- _WRITTEN REQUEST_
Return every line of the entries below word for word, leaving out the pictures.
=======
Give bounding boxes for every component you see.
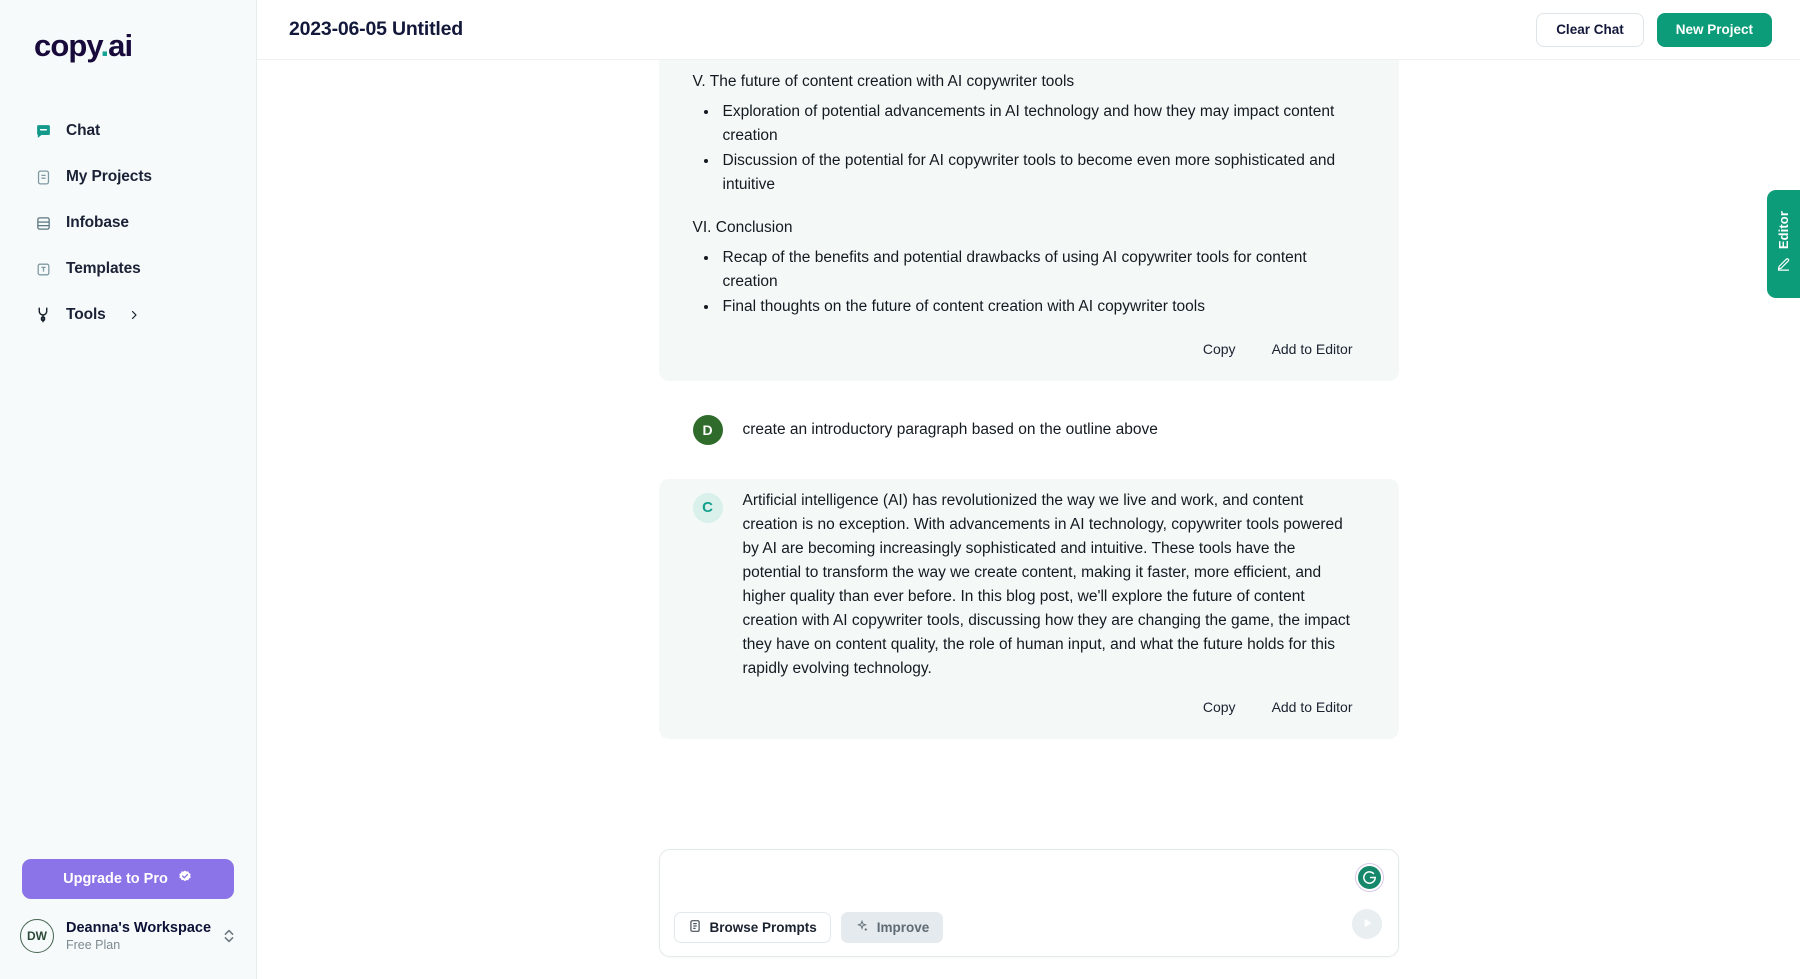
sidebar-item-templates-label: Templates bbox=[66, 260, 141, 277]
message-input[interactable] bbox=[673, 863, 1384, 899]
copy-button[interactable]: Copy bbox=[1201, 697, 1238, 717]
composer: Browse Prompts Improve bbox=[658, 849, 1399, 957]
composer-tools: Browse Prompts Improve bbox=[673, 912, 1384, 943]
browse-prompts-button[interactable]: Browse Prompts bbox=[673, 912, 831, 943]
sidebar-item-tools[interactable]: Tools bbox=[0, 292, 256, 338]
list-item: Recap of the benefits and potential draw… bbox=[719, 246, 1357, 293]
user-message: D create an introductory paragraph based… bbox=[659, 381, 1399, 479]
template-icon bbox=[34, 260, 52, 278]
user-message-text: create an introductory paragraph based o… bbox=[742, 421, 1158, 439]
sparkle-icon bbox=[855, 919, 869, 936]
sidebar-item-chat-label: Chat bbox=[66, 122, 101, 139]
chat-scroll-region[interactable]: V. The future of content creation with A… bbox=[257, 60, 1800, 839]
chat-column: V. The future of content creation with A… bbox=[658, 60, 1399, 753]
clear-chat-button[interactable]: Clear Chat bbox=[1536, 12, 1644, 47]
browse-prompts-label: Browse Prompts bbox=[709, 920, 817, 935]
assistant-message: C Artificial intelligence (AI) has revol… bbox=[658, 478, 1399, 739]
app-logo[interactable]: copy.ai bbox=[34, 28, 133, 63]
copy-button[interactable]: Copy bbox=[1201, 339, 1238, 359]
sidebar-item-my-projects[interactable]: My Projects bbox=[0, 154, 256, 200]
sidebar-item-infobase[interactable]: Infobase bbox=[0, 200, 256, 246]
send-play-icon bbox=[1360, 916, 1374, 933]
assistant-message: V. The future of content creation with A… bbox=[658, 60, 1399, 381]
document-icon bbox=[34, 168, 52, 186]
top-bar: 2023-06-05 Untitled Clear Chat New Proje… bbox=[257, 0, 1800, 60]
assistant-message-content: V. The future of content creation with A… bbox=[693, 70, 1357, 359]
editor-side-tab[interactable]: Editor bbox=[1767, 190, 1800, 298]
tools-icon bbox=[34, 306, 52, 324]
workspace-switcher[interactable]: DW Deanna's Workspace Free Plan bbox=[0, 918, 256, 979]
assistant-message-body: C Artificial intelligence (AI) has revol… bbox=[692, 489, 1357, 717]
sidebar-item-chat[interactable]: Chat bbox=[0, 108, 256, 154]
workspace-name: Deanna's Workspace bbox=[66, 919, 212, 936]
sidebar-item-templates[interactable]: Templates bbox=[0, 246, 256, 292]
grammarly-g-icon[interactable] bbox=[1355, 864, 1383, 891]
outline-bullet-list: Exploration of potential advancements in… bbox=[693, 100, 1357, 196]
upgrade-to-pro-button[interactable]: Upgrade to Pro bbox=[22, 858, 234, 899]
chevron-right-icon bbox=[128, 309, 140, 321]
database-icon bbox=[34, 214, 52, 232]
add-to-editor-button[interactable]: Add to Editor bbox=[1270, 697, 1355, 717]
list-item: Exploration of potential advancements in… bbox=[719, 100, 1357, 147]
send-button[interactable] bbox=[1351, 909, 1382, 939]
chevron-up-down-icon[interactable] bbox=[222, 927, 236, 945]
avatar: DW bbox=[20, 918, 54, 953]
composer-zone: Browse Prompts Improve bbox=[257, 839, 1800, 979]
outline-heading: VI. Conclusion bbox=[692, 219, 793, 237]
avatar: C bbox=[692, 492, 723, 523]
improve-button[interactable]: Improve bbox=[840, 912, 944, 943]
pen-edit-icon bbox=[1776, 257, 1791, 277]
sidebar-item-infobase-label: Infobase bbox=[66, 214, 129, 231]
top-bar-actions: Clear Chat New Project bbox=[1536, 12, 1772, 47]
app-root: copy.ai Chat My Projects Infobase Templa… bbox=[0, 0, 1800, 979]
logo-dot: . bbox=[100, 28, 109, 63]
assistant-message-body: V. The future of content creation with A… bbox=[693, 70, 1357, 359]
logo-wrapper: copy.ai bbox=[0, 0, 256, 86]
page-title: 2023-06-05 Untitled bbox=[289, 18, 463, 40]
assistant-message-actions: Copy Add to Editor bbox=[743, 697, 1357, 717]
chat-bubble-icon bbox=[34, 122, 52, 140]
sidebar-item-my-projects-label: My Projects bbox=[66, 168, 152, 185]
list-item: Final thoughts on the future of content … bbox=[719, 295, 1357, 319]
new-project-button[interactable]: New Project bbox=[1656, 12, 1772, 47]
upgrade-to-pro-label: Upgrade to Pro bbox=[63, 870, 168, 887]
outline-bullet-list: Recap of the benefits and potential draw… bbox=[693, 246, 1357, 319]
logo-text-ai: ai bbox=[108, 28, 133, 63]
assistant-message-actions: Copy Add to Editor bbox=[693, 339, 1357, 359]
add-to-editor-button[interactable]: Add to Editor bbox=[1270, 339, 1355, 359]
logo-text-copy: copy bbox=[34, 28, 101, 63]
avatar: D bbox=[692, 414, 723, 445]
list-item: Discussion of the potential for AI copyw… bbox=[719, 149, 1357, 196]
sidebar-nav: Chat My Projects Infobase Templates Tool… bbox=[0, 108, 256, 338]
main-area: 2023-06-05 Untitled Clear Chat New Proje… bbox=[257, 0, 1800, 979]
workspace-plan: Free Plan bbox=[66, 937, 121, 952]
verified-badge-icon bbox=[177, 869, 193, 889]
assistant-message-content: Artificial intelligence (AI) has revolut… bbox=[743, 489, 1357, 717]
outline-heading: V. The future of content creation with A… bbox=[692, 73, 1075, 90]
assistant-paragraph: Artificial intelligence (AI) has revolut… bbox=[742, 491, 1350, 677]
workspace-text: Deanna's Workspace Free Plan bbox=[66, 919, 212, 953]
sidebar: copy.ai Chat My Projects Infobase Templa… bbox=[0, 0, 257, 979]
improve-label: Improve bbox=[876, 920, 930, 935]
list-document-icon bbox=[688, 919, 702, 936]
sidebar-item-tools-label: Tools bbox=[66, 306, 106, 323]
editor-tab-label: Editor bbox=[1776, 210, 1791, 250]
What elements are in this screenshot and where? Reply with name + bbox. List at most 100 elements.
=======
- _TASK OUTPUT_
Give bounding boxes for every component you see.
sidebar-item-templates-label: Templates bbox=[66, 260, 141, 277]
message-input[interactable] bbox=[673, 863, 1384, 899]
copy-button[interactable]: Copy bbox=[1201, 697, 1238, 717]
composer: Browse Prompts Improve bbox=[658, 849, 1399, 957]
composer-tools: Browse Prompts Improve bbox=[673, 912, 1384, 943]
browse-prompts-button[interactable]: Browse Prompts bbox=[673, 912, 831, 943]
sidebar-item-tools[interactable]: Tools bbox=[0, 292, 256, 338]
list-item: Recap of the benefits and potential draw… bbox=[719, 246, 1357, 293]
user-message: D create an introductory paragraph based… bbox=[659, 381, 1399, 479]
template-icon bbox=[34, 260, 52, 278]
user-message-text: create an introductory paragraph based o… bbox=[742, 421, 1158, 439]
sparkle-icon bbox=[855, 919, 869, 936]
sidebar-item-chat-label: Chat bbox=[66, 122, 101, 139]
chat-scroll-region[interactable]: V. The future of content creation with A… bbox=[257, 60, 1800, 839]
chat-column: V. The future of content creation with A… bbox=[658, 60, 1399, 753]
clear-chat-button[interactable]: Clear Chat bbox=[1536, 12, 1644, 47]
browse-prompts-label: Browse Prompts bbox=[709, 920, 817, 935]
assistant-message: C Artificial intelligence (AI) has revol… bbox=[658, 478, 1399, 739]
app-logo[interactable]: copy.ai bbox=[34, 28, 133, 63]
copy-button[interactable]: Copy bbox=[1201, 339, 1238, 359]
sidebar-item-my-projects[interactable]: My Projects bbox=[0, 154, 256, 200]
sidebar-item-infobase[interactable]: Infobase bbox=[0, 200, 256, 246]
send-play-icon bbox=[1360, 916, 1374, 933]
assistant-message: V. The future of content creation with A… bbox=[658, 60, 1399, 381]
document-icon bbox=[34, 168, 52, 186]
top-bar: 2023-06-05 Untitled Clear Chat New Proje… bbox=[257, 0, 1800, 60]
assistant-message-content: V. The future of content creation with A… bbox=[693, 70, 1357, 359]
editor-side-tab[interactable]: Editor bbox=[1767, 190, 1800, 298]
tools-icon bbox=[34, 306, 52, 324]
workspace-switcher[interactable]: DW Deanna's Workspace Free Plan bbox=[0, 918, 256, 979]
assistant-message-body: C Artificial intelligence (AI) has revol… bbox=[692, 489, 1357, 717]
sidebar-item-chat[interactable]: Chat bbox=[0, 108, 256, 154]
workspace-name: Deanna's Workspace bbox=[66, 919, 212, 936]
sidebar-item-templates[interactable]: Templates bbox=[0, 246, 256, 292]
grammarly-g-icon[interactable] bbox=[1355, 864, 1383, 891]
outline-bullet-list: Exploration of potential advancements in… bbox=[693, 100, 1357, 196]
upgrade-to-pro-button[interactable]: Upgrade to Pro bbox=[22, 858, 234, 899]
chevron-right-icon bbox=[128, 309, 140, 321]
database-icon bbox=[34, 214, 52, 232]
add-to-editor-button[interactable]: Add to Editor bbox=[1270, 697, 1355, 717]
list-item: Exploration of potential advancements in… bbox=[719, 100, 1357, 147]
send-button[interactable] bbox=[1351, 909, 1382, 939]
chevron-up-down-icon[interactable] bbox=[222, 927, 236, 945]
avatar: DW bbox=[20, 918, 54, 953]
composer-zone: Browse Prompts Improve bbox=[257, 839, 1800, 979]
outline-heading: VI. Conclusion bbox=[692, 219, 793, 237]
avatar: C bbox=[692, 492, 723, 523]
improve-button[interactable]: Improve bbox=[840, 912, 944, 943]
pen-edit-icon bbox=[1776, 257, 1791, 277]
sidebar-item-infobase-label: Infobase bbox=[66, 214, 129, 231]
top-bar-actions: Clear Chat New Project bbox=[1536, 12, 1772, 47]
app-root: copy.ai Chat My Projects Infobase Templa… bbox=[0, 0, 1800, 979]
logo-dot: . bbox=[100, 28, 109, 63]
assistant-message-body: V. The future of content creation with A… bbox=[693, 70, 1357, 359]
logo-wrapper: copy.ai bbox=[0, 0, 256, 86]
page-title: 2023-06-05 Untitled bbox=[289, 18, 463, 40]
assistant-message-actions: Copy Add to Editor bbox=[743, 697, 1357, 717]
chat-bubble-icon bbox=[34, 122, 52, 140]
sidebar-item-my-projects-label: My Projects bbox=[66, 168, 152, 185]
list-item: Final thoughts on the future of content … bbox=[719, 295, 1357, 319]
new-project-button[interactable]: New Project bbox=[1656, 12, 1772, 47]
upgrade-to-pro-label: Upgrade to Pro bbox=[63, 870, 168, 887]
outline-bullet-list: Recap of the benefits and potential draw… bbox=[693, 246, 1357, 319]
logo-text-ai: ai bbox=[108, 28, 133, 63]
assistant-message-actions: Copy Add to Editor bbox=[693, 339, 1357, 359]
add-to-editor-button[interactable]: Add to Editor bbox=[1270, 339, 1355, 359]
logo-text-copy: copy bbox=[34, 28, 101, 63]
avatar: D bbox=[692, 414, 723, 445]
list-item: Discussion of the potential for AI copyw… bbox=[719, 149, 1357, 196]
sidebar-nav: Chat My Projects Infobase Templates Tool… bbox=[0, 108, 256, 338]
main-area: 2023-06-05 Untitled Clear Chat New Proje… bbox=[257, 0, 1800, 979]
workspace-plan: Free Plan bbox=[66, 937, 121, 952]
verified-badge-icon bbox=[177, 869, 193, 889]
assistant-message-content: Artificial intelligence (AI) has revolut… bbox=[743, 489, 1357, 717]
outline-heading: V. The future of content creation with A… bbox=[692, 73, 1075, 90]
assistant-paragraph: Artificial intelligence (AI) has revolut… bbox=[742, 491, 1350, 677]
workspace-text: Deanna's Workspace Free Plan bbox=[66, 919, 212, 953]
sidebar: copy.ai Chat My Projects Infobase Templa… bbox=[0, 0, 257, 979]
improve-label: Improve bbox=[876, 920, 930, 935]
list-document-icon bbox=[688, 919, 702, 936]
sidebar-item-tools-label: Tools bbox=[66, 306, 106, 323]
editor-tab-label: Editor bbox=[1776, 210, 1791, 250]
What elements are in this screenshot and where? Reply with name + bbox. List at most 100 elements.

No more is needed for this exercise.